#### TASK OBJECTIVE:
Read the lines that follow and pick out every one containing the word "star".

#### DATA SUPPLIED:
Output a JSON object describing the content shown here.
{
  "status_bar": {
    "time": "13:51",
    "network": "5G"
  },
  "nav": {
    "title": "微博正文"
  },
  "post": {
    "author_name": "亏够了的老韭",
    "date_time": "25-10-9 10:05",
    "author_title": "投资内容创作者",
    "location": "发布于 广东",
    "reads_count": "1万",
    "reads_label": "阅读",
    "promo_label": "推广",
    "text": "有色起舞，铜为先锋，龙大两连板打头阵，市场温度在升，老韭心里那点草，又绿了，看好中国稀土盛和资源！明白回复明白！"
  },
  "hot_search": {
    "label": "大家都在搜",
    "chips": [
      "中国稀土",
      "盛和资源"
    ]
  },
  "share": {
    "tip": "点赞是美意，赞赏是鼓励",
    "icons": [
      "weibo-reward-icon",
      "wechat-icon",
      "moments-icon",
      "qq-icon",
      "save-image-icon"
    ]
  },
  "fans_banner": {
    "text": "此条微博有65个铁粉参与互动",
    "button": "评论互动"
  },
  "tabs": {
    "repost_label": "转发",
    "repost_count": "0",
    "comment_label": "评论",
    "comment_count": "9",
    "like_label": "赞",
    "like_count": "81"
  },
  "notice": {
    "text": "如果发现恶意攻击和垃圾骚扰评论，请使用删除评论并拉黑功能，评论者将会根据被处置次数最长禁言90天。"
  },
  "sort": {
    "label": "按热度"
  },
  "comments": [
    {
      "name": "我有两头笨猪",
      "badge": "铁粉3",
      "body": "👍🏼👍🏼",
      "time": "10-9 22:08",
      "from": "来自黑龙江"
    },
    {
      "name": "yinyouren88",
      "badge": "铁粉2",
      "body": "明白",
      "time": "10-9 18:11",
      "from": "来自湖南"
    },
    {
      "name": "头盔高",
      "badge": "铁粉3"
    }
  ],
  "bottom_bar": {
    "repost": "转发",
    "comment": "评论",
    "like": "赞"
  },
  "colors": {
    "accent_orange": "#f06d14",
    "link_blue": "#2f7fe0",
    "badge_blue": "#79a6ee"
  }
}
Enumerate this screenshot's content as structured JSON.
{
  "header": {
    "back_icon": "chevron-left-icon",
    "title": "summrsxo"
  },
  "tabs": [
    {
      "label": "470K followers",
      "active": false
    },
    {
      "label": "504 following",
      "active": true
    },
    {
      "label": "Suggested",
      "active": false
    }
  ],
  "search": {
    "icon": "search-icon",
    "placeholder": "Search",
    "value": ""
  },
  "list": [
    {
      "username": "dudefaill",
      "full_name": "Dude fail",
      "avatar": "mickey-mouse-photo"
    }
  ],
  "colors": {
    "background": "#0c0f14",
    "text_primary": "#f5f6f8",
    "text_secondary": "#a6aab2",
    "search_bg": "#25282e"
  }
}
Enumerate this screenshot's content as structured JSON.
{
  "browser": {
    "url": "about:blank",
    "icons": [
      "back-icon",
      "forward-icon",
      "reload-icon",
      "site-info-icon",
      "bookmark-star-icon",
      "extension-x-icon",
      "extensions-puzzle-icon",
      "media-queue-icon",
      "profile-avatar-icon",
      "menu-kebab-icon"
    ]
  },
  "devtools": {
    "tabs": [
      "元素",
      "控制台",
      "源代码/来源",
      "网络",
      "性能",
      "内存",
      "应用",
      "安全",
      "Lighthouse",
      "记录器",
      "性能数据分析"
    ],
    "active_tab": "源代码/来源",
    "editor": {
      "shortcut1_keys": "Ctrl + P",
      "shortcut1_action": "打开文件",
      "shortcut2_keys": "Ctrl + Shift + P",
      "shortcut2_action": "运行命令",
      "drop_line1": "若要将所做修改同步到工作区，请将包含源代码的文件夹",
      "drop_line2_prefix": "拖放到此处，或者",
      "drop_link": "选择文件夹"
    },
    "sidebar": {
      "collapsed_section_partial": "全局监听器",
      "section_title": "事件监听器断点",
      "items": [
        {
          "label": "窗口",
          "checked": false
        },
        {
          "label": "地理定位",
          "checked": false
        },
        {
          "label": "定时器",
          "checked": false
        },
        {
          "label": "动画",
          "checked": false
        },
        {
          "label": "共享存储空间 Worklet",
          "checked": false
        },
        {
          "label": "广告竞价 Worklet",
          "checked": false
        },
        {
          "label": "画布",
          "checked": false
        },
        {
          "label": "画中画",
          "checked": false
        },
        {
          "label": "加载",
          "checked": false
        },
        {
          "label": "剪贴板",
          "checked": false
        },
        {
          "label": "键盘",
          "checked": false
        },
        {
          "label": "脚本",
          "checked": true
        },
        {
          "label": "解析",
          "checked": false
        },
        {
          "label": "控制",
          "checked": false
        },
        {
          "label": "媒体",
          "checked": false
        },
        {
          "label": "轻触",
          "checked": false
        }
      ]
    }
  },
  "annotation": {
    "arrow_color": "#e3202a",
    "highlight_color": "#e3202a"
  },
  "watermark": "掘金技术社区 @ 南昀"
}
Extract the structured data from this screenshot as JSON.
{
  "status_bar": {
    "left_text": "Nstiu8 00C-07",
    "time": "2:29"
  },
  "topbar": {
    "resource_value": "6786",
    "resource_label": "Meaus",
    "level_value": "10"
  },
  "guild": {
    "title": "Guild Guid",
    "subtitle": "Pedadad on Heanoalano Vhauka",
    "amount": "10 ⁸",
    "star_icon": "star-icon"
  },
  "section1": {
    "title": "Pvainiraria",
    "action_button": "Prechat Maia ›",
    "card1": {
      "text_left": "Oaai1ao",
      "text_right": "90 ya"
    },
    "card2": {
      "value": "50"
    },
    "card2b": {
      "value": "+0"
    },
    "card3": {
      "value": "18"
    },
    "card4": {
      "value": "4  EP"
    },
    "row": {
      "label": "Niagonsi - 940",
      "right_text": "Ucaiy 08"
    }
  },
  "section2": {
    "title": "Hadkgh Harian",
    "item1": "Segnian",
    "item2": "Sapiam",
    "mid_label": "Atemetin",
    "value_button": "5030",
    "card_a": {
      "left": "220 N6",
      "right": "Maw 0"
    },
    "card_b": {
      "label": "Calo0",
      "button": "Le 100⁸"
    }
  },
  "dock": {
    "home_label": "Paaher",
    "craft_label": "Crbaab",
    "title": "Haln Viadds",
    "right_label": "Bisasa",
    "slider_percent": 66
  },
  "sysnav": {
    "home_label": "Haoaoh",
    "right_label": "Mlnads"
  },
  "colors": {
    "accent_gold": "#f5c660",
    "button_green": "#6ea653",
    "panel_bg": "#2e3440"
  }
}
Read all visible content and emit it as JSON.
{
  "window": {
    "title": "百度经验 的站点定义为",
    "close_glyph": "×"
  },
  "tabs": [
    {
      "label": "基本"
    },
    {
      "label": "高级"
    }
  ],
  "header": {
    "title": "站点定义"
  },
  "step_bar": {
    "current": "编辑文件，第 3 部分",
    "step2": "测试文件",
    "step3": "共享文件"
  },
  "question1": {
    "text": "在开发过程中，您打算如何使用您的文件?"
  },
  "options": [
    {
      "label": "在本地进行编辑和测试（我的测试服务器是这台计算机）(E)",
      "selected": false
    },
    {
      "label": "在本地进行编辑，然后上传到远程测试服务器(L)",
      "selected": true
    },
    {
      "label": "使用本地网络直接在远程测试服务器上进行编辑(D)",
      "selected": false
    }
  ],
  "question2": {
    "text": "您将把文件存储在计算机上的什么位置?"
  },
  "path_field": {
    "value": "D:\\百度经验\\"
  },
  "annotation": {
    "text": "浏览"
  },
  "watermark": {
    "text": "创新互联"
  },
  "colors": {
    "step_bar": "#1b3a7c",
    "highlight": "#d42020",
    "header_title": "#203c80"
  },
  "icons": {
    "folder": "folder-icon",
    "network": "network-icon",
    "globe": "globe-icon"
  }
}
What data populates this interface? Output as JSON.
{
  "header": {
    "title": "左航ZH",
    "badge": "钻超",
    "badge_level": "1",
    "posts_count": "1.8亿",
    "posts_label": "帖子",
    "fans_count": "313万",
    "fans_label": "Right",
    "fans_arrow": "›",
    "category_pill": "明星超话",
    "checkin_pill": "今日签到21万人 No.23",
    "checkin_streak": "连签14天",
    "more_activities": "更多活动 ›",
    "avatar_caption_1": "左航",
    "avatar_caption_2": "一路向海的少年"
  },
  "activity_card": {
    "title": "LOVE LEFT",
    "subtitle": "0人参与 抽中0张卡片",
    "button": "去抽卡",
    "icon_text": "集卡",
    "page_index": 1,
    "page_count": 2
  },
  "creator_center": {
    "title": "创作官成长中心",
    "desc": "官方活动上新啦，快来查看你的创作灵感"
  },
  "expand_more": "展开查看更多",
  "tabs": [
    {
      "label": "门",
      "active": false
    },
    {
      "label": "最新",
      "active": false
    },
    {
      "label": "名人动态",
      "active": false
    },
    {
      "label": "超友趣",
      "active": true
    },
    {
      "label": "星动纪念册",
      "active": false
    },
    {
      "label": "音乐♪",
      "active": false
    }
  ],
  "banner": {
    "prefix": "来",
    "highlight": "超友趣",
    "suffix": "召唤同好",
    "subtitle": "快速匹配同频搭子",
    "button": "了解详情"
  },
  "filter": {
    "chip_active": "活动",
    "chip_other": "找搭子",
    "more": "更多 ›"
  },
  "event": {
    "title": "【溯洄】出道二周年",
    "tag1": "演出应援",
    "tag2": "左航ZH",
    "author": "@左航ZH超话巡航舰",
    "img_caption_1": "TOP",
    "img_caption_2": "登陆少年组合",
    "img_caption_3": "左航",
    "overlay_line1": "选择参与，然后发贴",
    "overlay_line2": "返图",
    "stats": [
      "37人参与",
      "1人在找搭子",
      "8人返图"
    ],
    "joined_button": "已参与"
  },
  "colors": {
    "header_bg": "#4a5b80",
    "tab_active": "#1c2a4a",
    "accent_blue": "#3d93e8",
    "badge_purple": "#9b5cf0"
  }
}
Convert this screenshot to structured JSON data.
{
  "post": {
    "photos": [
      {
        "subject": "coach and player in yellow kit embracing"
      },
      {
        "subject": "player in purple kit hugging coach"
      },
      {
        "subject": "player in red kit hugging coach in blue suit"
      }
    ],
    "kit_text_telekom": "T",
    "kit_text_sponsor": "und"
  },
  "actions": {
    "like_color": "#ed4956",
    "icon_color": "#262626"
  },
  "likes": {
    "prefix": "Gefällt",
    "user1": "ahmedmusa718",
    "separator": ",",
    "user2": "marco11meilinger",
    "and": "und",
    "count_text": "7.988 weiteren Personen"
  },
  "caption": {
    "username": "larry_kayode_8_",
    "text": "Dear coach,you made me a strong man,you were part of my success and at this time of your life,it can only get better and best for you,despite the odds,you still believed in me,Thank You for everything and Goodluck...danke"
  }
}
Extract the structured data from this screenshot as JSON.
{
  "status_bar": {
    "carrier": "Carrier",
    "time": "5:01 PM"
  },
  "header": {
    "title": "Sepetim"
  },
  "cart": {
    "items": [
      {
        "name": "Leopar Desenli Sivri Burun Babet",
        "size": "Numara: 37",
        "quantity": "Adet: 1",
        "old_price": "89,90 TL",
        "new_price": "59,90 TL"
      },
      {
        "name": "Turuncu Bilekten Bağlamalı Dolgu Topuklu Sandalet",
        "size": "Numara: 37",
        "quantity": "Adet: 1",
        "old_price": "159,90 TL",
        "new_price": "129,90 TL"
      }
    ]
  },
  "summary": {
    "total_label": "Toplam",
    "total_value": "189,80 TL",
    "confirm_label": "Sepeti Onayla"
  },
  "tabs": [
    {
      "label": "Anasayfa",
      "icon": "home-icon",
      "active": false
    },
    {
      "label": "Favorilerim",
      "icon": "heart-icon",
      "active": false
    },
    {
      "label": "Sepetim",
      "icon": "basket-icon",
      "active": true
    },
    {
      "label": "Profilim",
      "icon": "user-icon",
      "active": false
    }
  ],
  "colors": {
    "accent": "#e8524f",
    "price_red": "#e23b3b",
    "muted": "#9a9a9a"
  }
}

#### EXERCISE ANSWER:
      "bookmark-star-icon",
    "star_icon": "star-icon"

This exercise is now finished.